(Page image transcription data)
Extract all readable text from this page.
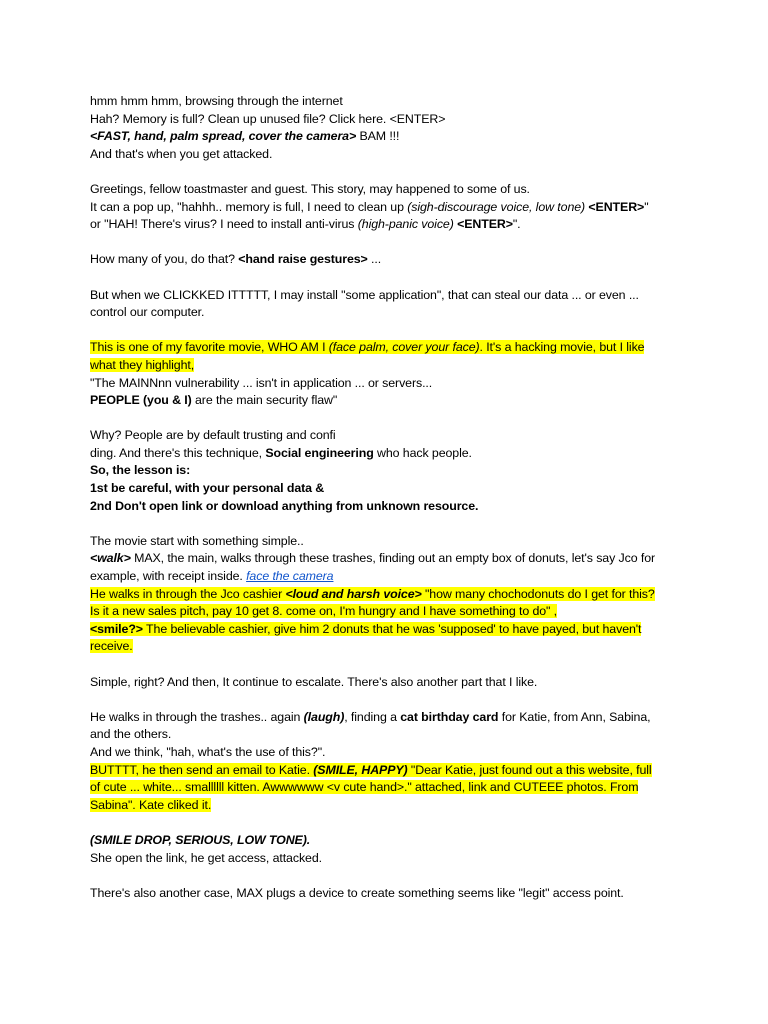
hmm hmm hmm, browsing through the internet
Hah? Memory is full? Clean up unused file? Click here. <ENTER>
<FAST, hand, palm spread, cover the camera> BAM !!!
And that's when you get attacked.
Greetings, fellow toastmaster and guest. This story, may happened to some of us.
It can a pop up, "hahhh.. memory is full, I need to clean up (sigh-discourage voice, low tone) <ENTER>"
or "HAH! There's virus? I need to install anti-virus (high-panic voice) <ENTER>".
How many of you, do that? <hand raise gestures> ...
But when we CLICKKED ITTTTT, I may install "some application", that can steal our data ... or even ...
control our computer.
This is one of my favorite movie, WHO AM I (face palm, cover your face). It's a hacking movie, but I like
what they highlight,
"The MAINNnn vulnerability ... isn't in application ... or servers...
PEOPLE (you & I) are the main security flaw"
Why? People are by default trusting and confi
ding. And there's this technique, Social engineering who hack people.
So, the lesson is:
1st be careful, with your personal data &
2nd Don't open link or download anything from unknown resource.
The movie start with something simple..
<walk> MAX, the main, walks through these trashes, finding out an empty box of donuts, let's say Jco for
example, with receipt inside. face the camera
He walks in through the Jco cashier <loud and harsh voice> "how many chochodonuts do I get for this?
Is it a new sales pitch, pay 10 get 8. come on, I'm hungry and I have something to do" ,
<smile?> The believable cashier, give him 2 donuts that he was 'supposed' to have payed, but haven't
receive.
Simple, right? And then, It continue to escalate. There's also another part that I like.
He walks in through the trashes.. again (laugh), finding a cat birthday card for Katie, from Ann, Sabina,
and the others.
And we think, "hah, what's the use of this?".
BUTTTT, he then send an email to Katie. (SMILE, HAPPY) "Dear Katie, just found out a this website, full
of cute ... white... smallllll kitten. Awwwwww <v cute hand>." attached, link and CUTEEE photos. From
Sabina". Kate cliked it.
(SMILE DROP, SERIOUS, LOW TONE).
She open the link, he get access, attacked.
There's also another case, MAX plugs a device to create something seems like "legit" access point.
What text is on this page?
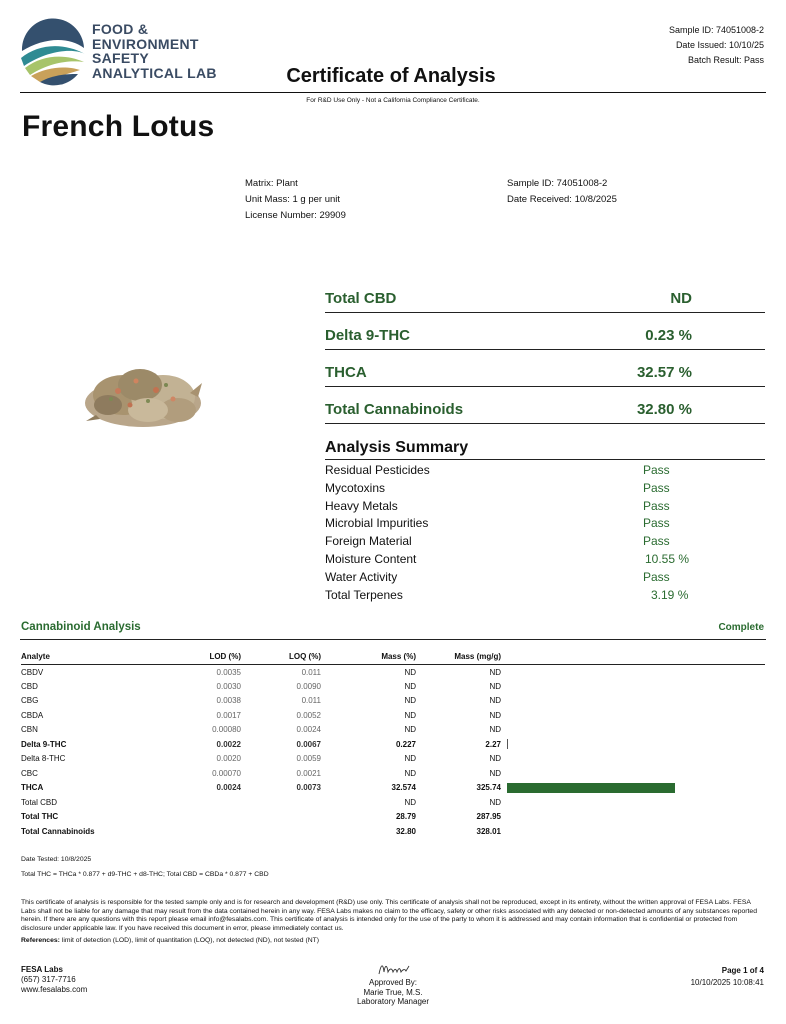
FOOD &
ENVIRONMENT
SAFETY
ANALYTICAL LAB
Sample ID: 74051008-2
Date Issued: 10/10/25
Batch Result: Pass
Certificate of Analysis
For R&D Use Only - Not a California Compliance Certificate.
French Lotus
Matrix: Plant
Unit Mass: 1 g per unit
License Number: 29909
Sample ID: 74051008-2
Date Received: 10/8/2025
Total CBD	ND
Delta 9-THC	0.23 %
THCA	32.57 %
Total Cannabinoids	32.80 %
Analysis Summary
Residual Pesticides	Pass
Mycotoxins	Pass
Heavy Metals	Pass
Microbial Impurities	Pass
Foreign Material	Pass
Moisture Content	10.55 %
Water Activity	Pass
Total Terpenes	3.19 %
Cannabinoid Analysis	Complete
Analyte	LOD (%)	LOQ (%)	Mass (%)	Mass (mg/g)	
CBDV	0.0035	0.011	ND	ND	
CBD	0.0030	0.0090	ND	ND	
CBG	0.0038	0.011	ND	ND	
CBDA	0.0017	0.0052	ND	ND	
CBN	0.00080	0.0024	ND	ND	
Delta 9-THC	0.0022	0.0067	0.227	2.27	

Delta 8-THC	0.0020	0.0059	ND	ND	
CBC	0.00070	0.0021	ND	ND	
THCA	0.0024	0.0073	32.574	325.74	

Total CBD			ND	ND	
Total THC			28.79	287.95	
Total Cannabinoids			32.80	328.01	
Date Tested: 10/8/2025
Total THC = THCa * 0.877 + d9-THC + d8-THC; Total CBD = CBDa * 0.877 + CBD
This certificate of analysis is responsible for the tested sample only and is for research and development (R&D) use only. This certificate of analysis shall not be reproduced, except in its entirety, without the written approval of FESA Labs. FESA Labs shall not be liable for any damage that may result from the data contained herein in any way. FESA Labs makes no claim to the efficacy, safety or other risks associated with any detected or non-detected amounts of any substances reported herein. If there are any questions with this report please email info@fesalabs.com. This certificate of analysis is intended only for the use of the party to whom it is addressed and may contain information that is confidential or protected from disclosure under applicable law. If you have received this document in error, please immediately contact us.
References: limit of detection (LOD), limit of quantitation (LOQ), not detected (ND), not tested (NT)
FESA Labs
(657) 317-7716
www.fesalabs.com
Approved By:
Marie True, M.S.
Laboratory Manager
Page 1 of 4
10/10/2025 10:08:41
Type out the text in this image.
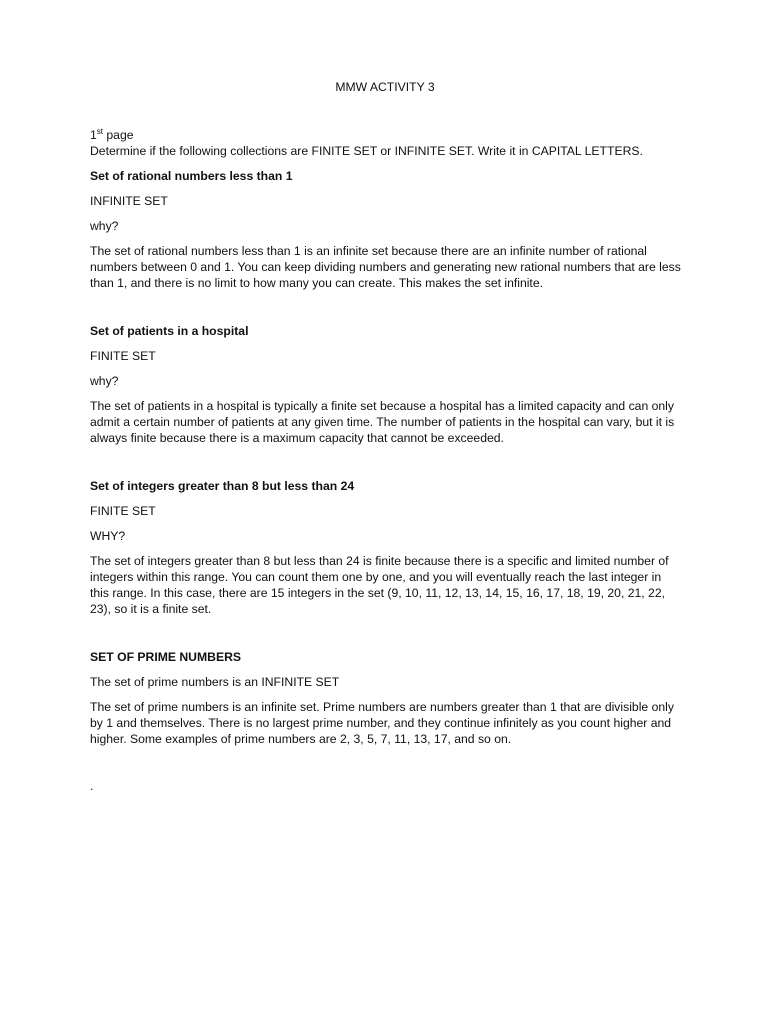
MMW ACTIVITY 3
1st page
Determine if the following collections are FINITE SET or INFINITE SET. Write it in CAPITAL LETTERS.
Set of rational numbers less than 1
INFINITE SET
why?
The set of rational numbers less than 1 is an infinite set because there are an infinite number of rational numbers between 0 and 1. You can keep dividing numbers and generating new rational numbers that are less than 1, and there is no limit to how many you can create. This makes the set infinite.
Set of patients in a hospital
FINITE SET
why?
The set of patients in a hospital is typically a finite set because a hospital has a limited capacity and can only admit a certain number of patients at any given time. The number of patients in the hospital can vary, but it is always finite because there is a maximum capacity that cannot be exceeded.
Set of integers greater than 8 but less than 24
FINITE SET
WHY?
The set of integers greater than 8 but less than 24 is finite because there is a specific and limited number of integers within this range. You can count them one by one, and you will eventually reach the last integer in this range. In this case, there are 15 integers in the set (9, 10, 11, 12, 13, 14, 15, 16, 17, 18, 19, 20, 21, 22, 23), so it is a finite set.
SET OF PRIME NUMBERS
The set of prime numbers is an INFINITE SET
The set of prime numbers is an infinite set. Prime numbers are numbers greater than 1 that are divisible only by 1 and themselves. There is no largest prime number, and they continue infinitely as you count higher and higher. Some examples of prime numbers are 2, 3, 5, 7, 11, 13, 17, and so on.
.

[WORK TO BE COMPLETED]:
The expected answer is each line of the records above that includes the string "Date".

[EXERCISE RESULT]:
Date Issued: 10/10/25
Date Received: 10/8/2025
Date Tested: 10/8/2025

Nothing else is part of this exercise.